What the task requires:
Give the number of lines that contain the string "text", and nothing else.

Given records:

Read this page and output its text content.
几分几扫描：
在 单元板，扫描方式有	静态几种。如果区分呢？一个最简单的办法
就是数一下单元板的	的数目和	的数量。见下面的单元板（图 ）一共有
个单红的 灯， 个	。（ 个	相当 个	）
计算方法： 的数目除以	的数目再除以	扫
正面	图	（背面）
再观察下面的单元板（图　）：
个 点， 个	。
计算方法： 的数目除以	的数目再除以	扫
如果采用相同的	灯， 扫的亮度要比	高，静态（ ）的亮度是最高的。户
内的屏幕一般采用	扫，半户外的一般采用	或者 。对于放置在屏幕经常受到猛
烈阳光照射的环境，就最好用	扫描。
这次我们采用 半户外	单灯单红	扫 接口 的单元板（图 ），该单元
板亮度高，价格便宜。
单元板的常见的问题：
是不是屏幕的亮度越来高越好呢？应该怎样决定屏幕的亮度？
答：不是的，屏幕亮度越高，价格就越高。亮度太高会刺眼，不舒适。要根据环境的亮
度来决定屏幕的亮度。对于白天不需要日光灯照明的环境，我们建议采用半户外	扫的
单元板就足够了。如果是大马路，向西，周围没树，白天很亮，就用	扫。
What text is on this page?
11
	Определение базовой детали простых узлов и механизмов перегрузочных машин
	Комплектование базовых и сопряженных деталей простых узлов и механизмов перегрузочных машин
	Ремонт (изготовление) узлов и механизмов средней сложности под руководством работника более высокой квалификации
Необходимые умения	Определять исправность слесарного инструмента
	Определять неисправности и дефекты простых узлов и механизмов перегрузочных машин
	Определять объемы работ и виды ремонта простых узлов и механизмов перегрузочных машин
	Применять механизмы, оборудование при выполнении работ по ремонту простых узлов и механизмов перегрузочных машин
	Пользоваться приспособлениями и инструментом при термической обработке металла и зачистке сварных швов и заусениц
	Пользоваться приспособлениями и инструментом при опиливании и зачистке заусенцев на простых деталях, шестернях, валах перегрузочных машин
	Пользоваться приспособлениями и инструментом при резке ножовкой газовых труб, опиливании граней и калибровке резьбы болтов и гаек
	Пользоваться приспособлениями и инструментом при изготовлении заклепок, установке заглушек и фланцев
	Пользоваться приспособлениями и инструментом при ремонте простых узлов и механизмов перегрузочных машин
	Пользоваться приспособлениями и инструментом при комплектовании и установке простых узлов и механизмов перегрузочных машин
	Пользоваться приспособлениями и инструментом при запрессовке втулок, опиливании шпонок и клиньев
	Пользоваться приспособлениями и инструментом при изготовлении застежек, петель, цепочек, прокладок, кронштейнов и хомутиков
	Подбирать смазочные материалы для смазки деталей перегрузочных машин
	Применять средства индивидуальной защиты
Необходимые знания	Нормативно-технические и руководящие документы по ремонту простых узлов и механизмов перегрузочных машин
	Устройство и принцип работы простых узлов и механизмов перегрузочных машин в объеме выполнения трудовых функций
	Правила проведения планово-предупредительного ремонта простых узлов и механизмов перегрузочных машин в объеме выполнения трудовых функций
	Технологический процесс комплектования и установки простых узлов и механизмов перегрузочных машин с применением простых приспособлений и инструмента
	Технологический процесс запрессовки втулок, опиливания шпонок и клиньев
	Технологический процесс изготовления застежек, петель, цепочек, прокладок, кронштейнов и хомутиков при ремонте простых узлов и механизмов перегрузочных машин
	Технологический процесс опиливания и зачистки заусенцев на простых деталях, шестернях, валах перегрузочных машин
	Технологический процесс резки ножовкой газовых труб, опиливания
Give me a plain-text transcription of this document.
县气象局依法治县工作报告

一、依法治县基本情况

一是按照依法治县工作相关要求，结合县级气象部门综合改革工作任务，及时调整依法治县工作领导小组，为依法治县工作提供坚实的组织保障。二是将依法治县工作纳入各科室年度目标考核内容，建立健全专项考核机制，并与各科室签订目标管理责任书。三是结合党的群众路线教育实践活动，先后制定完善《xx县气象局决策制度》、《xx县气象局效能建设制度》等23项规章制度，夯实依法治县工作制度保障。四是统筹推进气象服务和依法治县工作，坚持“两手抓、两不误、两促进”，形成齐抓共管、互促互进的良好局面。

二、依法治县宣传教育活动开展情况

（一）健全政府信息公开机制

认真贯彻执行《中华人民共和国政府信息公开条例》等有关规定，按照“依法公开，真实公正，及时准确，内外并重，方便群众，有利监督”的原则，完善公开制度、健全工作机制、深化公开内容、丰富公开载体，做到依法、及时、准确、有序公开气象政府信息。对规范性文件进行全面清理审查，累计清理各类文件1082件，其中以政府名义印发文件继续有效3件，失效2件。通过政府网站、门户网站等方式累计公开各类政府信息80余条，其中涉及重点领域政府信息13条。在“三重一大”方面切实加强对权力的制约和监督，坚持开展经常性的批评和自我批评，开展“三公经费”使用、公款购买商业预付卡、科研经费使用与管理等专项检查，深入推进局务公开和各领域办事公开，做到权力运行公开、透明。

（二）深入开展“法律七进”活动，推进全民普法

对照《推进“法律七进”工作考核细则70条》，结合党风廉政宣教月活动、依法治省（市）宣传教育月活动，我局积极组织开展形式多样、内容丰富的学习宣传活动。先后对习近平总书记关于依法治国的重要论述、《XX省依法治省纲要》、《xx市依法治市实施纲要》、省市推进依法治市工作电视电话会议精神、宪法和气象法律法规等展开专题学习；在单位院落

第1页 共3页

Result of the exercise:
3